→ Extracted entries:

———

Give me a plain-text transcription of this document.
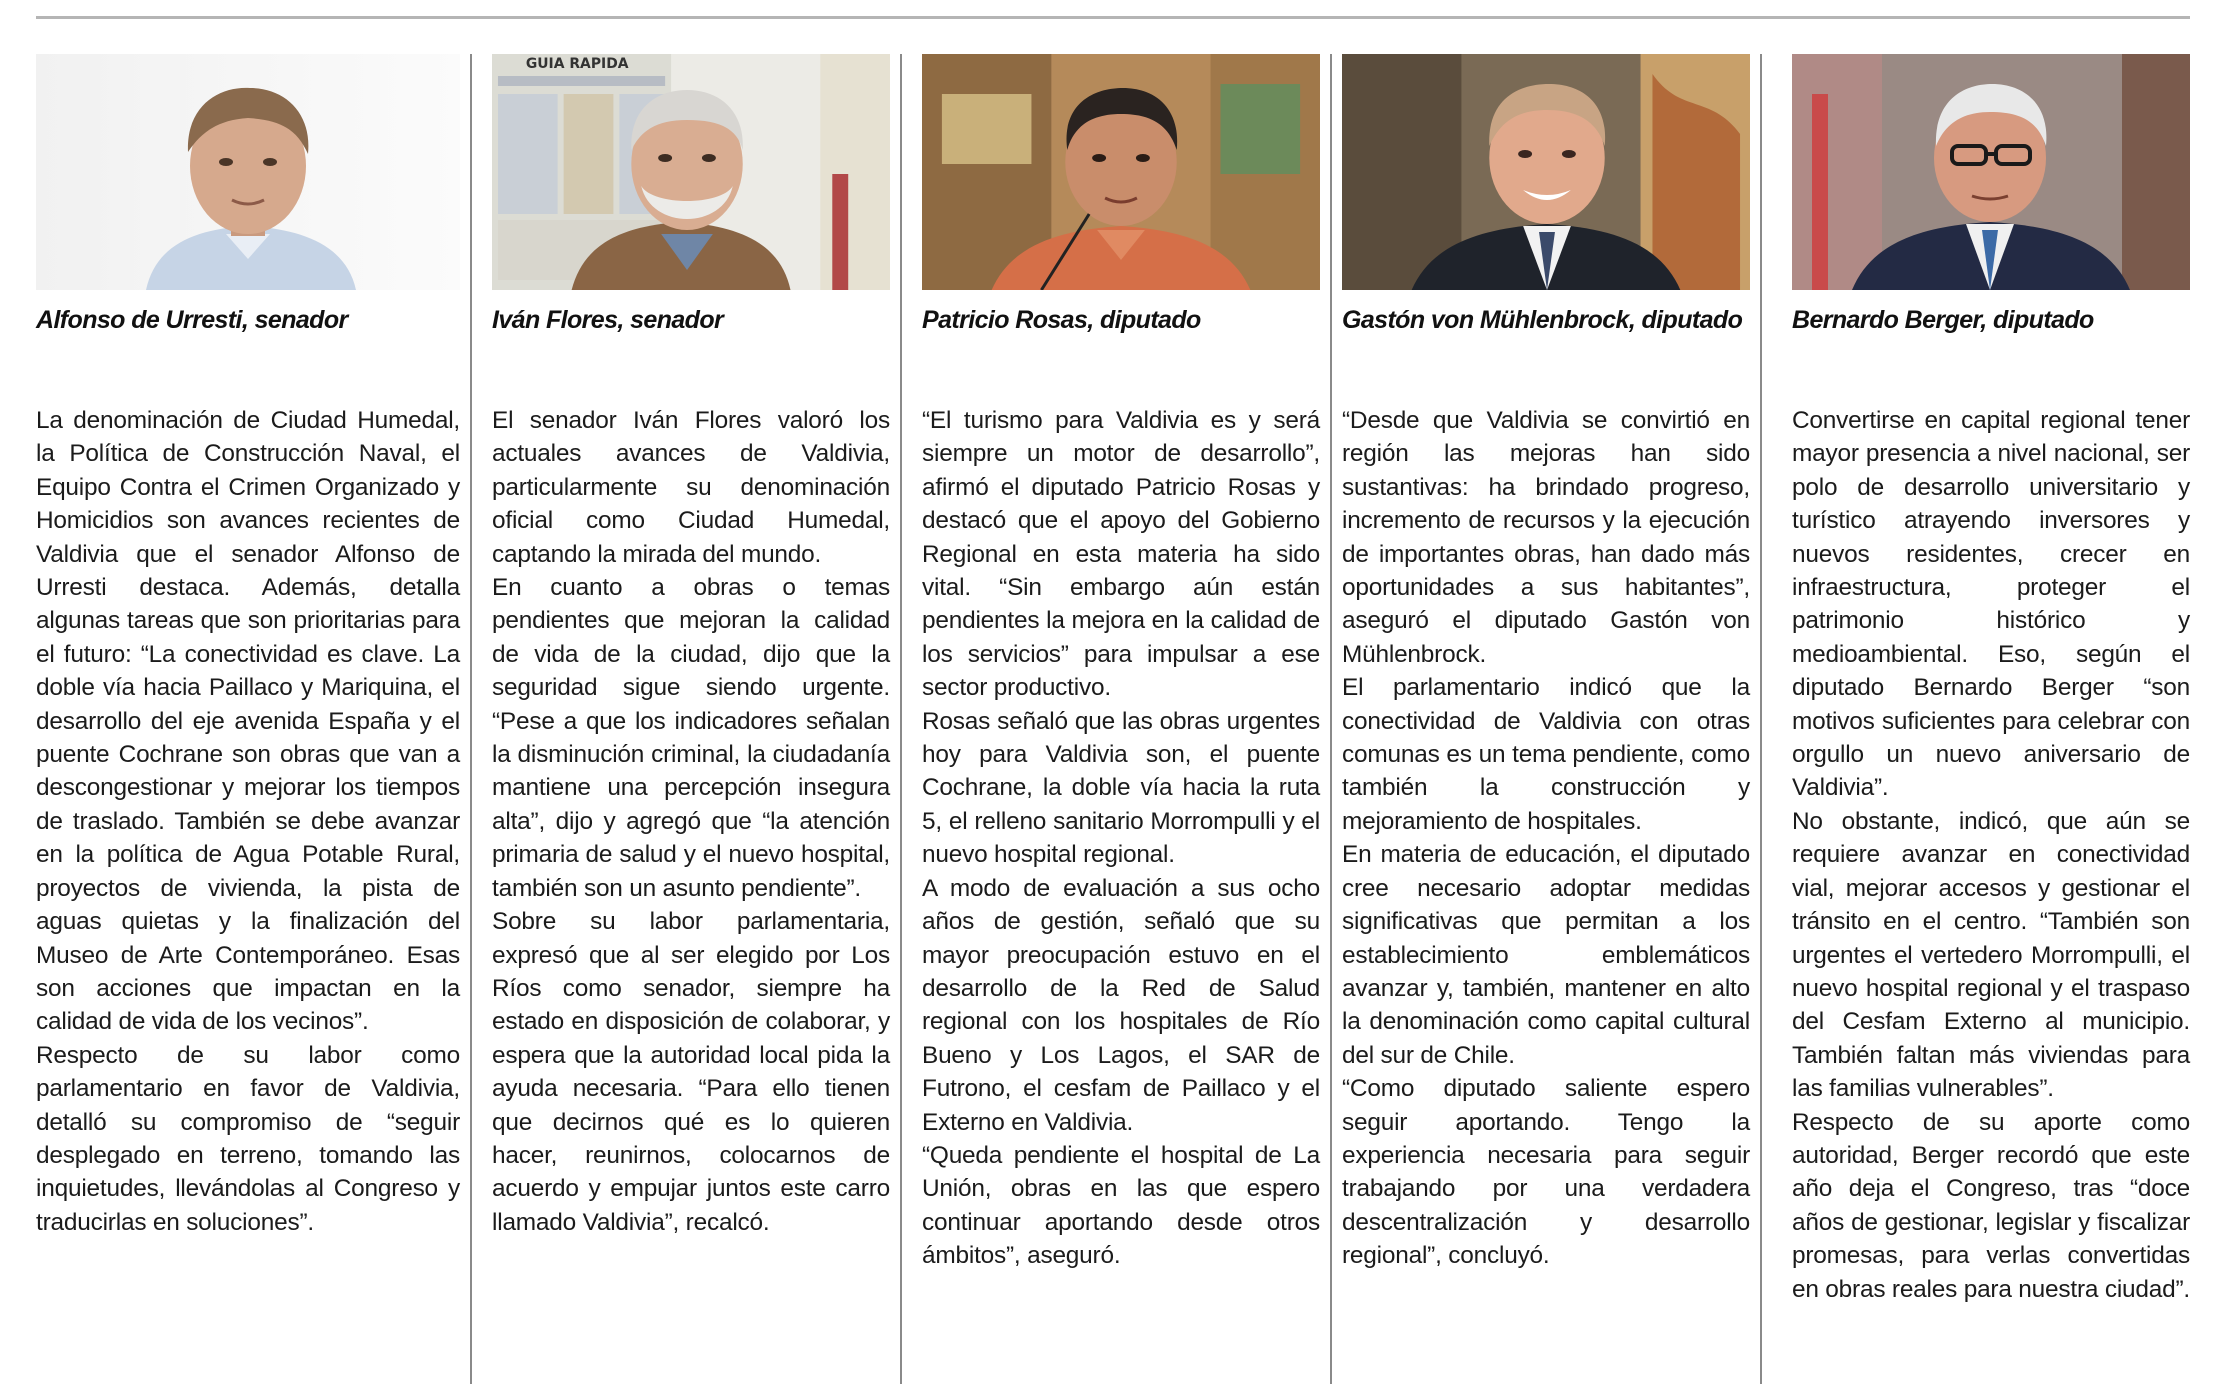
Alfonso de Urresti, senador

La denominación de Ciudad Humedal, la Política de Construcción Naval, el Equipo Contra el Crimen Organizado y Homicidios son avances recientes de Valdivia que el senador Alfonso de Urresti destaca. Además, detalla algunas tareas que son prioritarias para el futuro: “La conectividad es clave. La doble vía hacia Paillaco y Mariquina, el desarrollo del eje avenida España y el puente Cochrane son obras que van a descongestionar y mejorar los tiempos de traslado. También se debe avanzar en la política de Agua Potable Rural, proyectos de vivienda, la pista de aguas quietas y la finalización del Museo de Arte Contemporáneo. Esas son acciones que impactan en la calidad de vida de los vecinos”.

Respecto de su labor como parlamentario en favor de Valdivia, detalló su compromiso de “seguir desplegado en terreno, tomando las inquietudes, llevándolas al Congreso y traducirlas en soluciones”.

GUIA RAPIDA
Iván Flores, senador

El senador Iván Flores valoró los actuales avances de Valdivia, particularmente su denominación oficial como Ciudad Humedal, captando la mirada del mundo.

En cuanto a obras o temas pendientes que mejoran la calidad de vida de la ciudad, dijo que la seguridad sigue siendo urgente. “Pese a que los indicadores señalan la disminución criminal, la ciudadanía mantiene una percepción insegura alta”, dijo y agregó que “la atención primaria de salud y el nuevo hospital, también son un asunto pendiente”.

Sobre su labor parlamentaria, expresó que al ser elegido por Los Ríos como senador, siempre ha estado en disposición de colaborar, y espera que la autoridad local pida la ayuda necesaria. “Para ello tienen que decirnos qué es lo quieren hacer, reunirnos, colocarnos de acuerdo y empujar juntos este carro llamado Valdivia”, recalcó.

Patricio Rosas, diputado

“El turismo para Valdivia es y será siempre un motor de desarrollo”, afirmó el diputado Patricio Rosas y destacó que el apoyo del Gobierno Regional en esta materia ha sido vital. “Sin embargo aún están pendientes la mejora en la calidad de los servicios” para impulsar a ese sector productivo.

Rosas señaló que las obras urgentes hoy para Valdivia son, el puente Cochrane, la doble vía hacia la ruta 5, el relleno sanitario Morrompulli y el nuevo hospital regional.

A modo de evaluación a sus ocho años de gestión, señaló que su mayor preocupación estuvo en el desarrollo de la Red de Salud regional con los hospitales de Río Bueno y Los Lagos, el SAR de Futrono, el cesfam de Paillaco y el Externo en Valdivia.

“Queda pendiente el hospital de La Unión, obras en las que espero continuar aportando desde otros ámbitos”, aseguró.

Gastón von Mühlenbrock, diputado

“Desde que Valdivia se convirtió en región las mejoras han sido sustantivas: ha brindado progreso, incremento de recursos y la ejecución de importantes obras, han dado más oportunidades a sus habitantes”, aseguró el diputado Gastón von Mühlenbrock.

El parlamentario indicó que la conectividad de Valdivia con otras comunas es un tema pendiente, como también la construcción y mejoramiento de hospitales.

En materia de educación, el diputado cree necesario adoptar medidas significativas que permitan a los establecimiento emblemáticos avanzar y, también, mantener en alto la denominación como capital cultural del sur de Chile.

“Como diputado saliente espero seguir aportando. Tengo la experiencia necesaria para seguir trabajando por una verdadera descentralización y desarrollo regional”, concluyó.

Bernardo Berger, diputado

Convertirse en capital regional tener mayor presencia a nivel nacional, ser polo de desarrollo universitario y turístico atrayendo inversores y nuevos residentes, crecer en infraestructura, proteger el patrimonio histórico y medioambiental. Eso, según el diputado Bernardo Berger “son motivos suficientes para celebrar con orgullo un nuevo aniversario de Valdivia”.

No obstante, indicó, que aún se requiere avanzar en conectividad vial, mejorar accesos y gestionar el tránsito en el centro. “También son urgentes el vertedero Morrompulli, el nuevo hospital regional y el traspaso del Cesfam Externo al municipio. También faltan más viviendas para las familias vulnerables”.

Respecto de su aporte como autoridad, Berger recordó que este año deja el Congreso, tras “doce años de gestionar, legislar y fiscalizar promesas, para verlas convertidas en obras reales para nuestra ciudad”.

———

→ Problem statement:
Give every record back exactly as it reads, with no images.

→ Complete response:
Give me a plain-text transcription of this document.
Alfonso de Urresti, senador

La denominación de Ciudad Humedal, la Política de Construcción Naval, el Equipo Contra el Crimen Organizado y Homicidios son avances recientes de Valdivia que el senador Alfonso de Urresti destaca. Además, detalla algunas tareas que son prioritarias para el futuro: “La conectividad es clave. La doble vía hacia Paillaco y Mariquina, el desarrollo del eje avenida España y el puente Cochrane son obras que van a descongestionar y mejorar los tiempos de traslado. También se debe avanzar en la política de Agua Potable Rural, proyectos de vivienda, la pista de aguas quietas y la finalización del Museo de Arte Contemporáneo. Esas son acciones que impactan en la calidad de vida de los vecinos”.

Respecto de su labor como parlamentario en favor de Valdivia, detalló su compromiso de “seguir desplegado en terreno, tomando las inquietudes, llevándolas al Congreso y traducirlas en soluciones”.

GUIA RAPIDA
Iván Flores, senador

El senador Iván Flores valoró los actuales avances de Valdivia, particularmente su denominación oficial como Ciudad Humedal, captando la mirada del mundo.

En cuanto a obras o temas pendientes que mejoran la calidad de vida de la ciudad, dijo que la seguridad sigue siendo urgente. “Pese a que los indicadores señalan la disminución criminal, la ciudadanía mantiene una percepción insegura alta”, dijo y agregó que “la atención primaria de salud y el nuevo hospital, también son un asunto pendiente”.

Sobre su labor parlamentaria, expresó que al ser elegido por Los Ríos como senador, siempre ha estado en disposición de colaborar, y espera que la autoridad local pida la ayuda necesaria. “Para ello tienen que decirnos qué es lo quieren hacer, reunirnos, colocarnos de acuerdo y empujar juntos este carro llamado Valdivia”, recalcó.

Patricio Rosas, diputado

“El turismo para Valdivia es y será siempre un motor de desarrollo”, afirmó el diputado Patricio Rosas y destacó que el apoyo del Gobierno Regional en esta materia ha sido vital. “Sin embargo aún están pendientes la mejora en la calidad de los servicios” para impulsar a ese sector productivo.

Rosas señaló que las obras urgentes hoy para Valdivia son, el puente Cochrane, la doble vía hacia la ruta 5, el relleno sanitario Morrompulli y el nuevo hospital regional.

A modo de evaluación a sus ocho años de gestión, señaló que su mayor preocupación estuvo en el desarrollo de la Red de Salud regional con los hospitales de Río Bueno y Los Lagos, el SAR de Futrono, el cesfam de Paillaco y el Externo en Valdivia.

“Queda pendiente el hospital de La Unión, obras en las que espero continuar aportando desde otros ámbitos”, aseguró.

Gastón von Mühlenbrock, diputado

“Desde que Valdivia se convirtió en región las mejoras han sido sustantivas: ha brindado progreso, incremento de recursos y la ejecución de importantes obras, han dado más oportunidades a sus habitantes”, aseguró el diputado Gastón von Mühlenbrock.

El parlamentario indicó que la conectividad de Valdivia con otras comunas es un tema pendiente, como también la construcción y mejoramiento de hospitales.

En materia de educación, el diputado cree necesario adoptar medidas significativas que permitan a los establecimiento emblemáticos avanzar y, también, mantener en alto la denominación como capital cultural del sur de Chile.

“Como diputado saliente espero seguir aportando. Tengo la experiencia necesaria para seguir trabajando por una verdadera descentralización y desarrollo regional”, concluyó.

Bernardo Berger, diputado

Convertirse en capital regional tener mayor presencia a nivel nacional, ser polo de desarrollo universitario y turístico atrayendo inversores y nuevos residentes, crecer en infraestructura, proteger el patrimonio histórico y medioambiental. Eso, según el diputado Bernardo Berger “son motivos suficientes para celebrar con orgullo un nuevo aniversario de Valdivia”.

No obstante, indicó, que aún se requiere avanzar en conectividad vial, mejorar accesos y gestionar el tránsito en el centro. “También son urgentes el vertedero Morrompulli, el nuevo hospital regional y el traspaso del Cesfam Externo al municipio. También faltan más viviendas para las familias vulnerables”.

Respecto de su aporte como autoridad, Berger recordó que este año deja el Congreso, tras “doce años de gestionar, legislar y fiscalizar promesas, para verlas convertidas en obras reales para nuestra ciudad”.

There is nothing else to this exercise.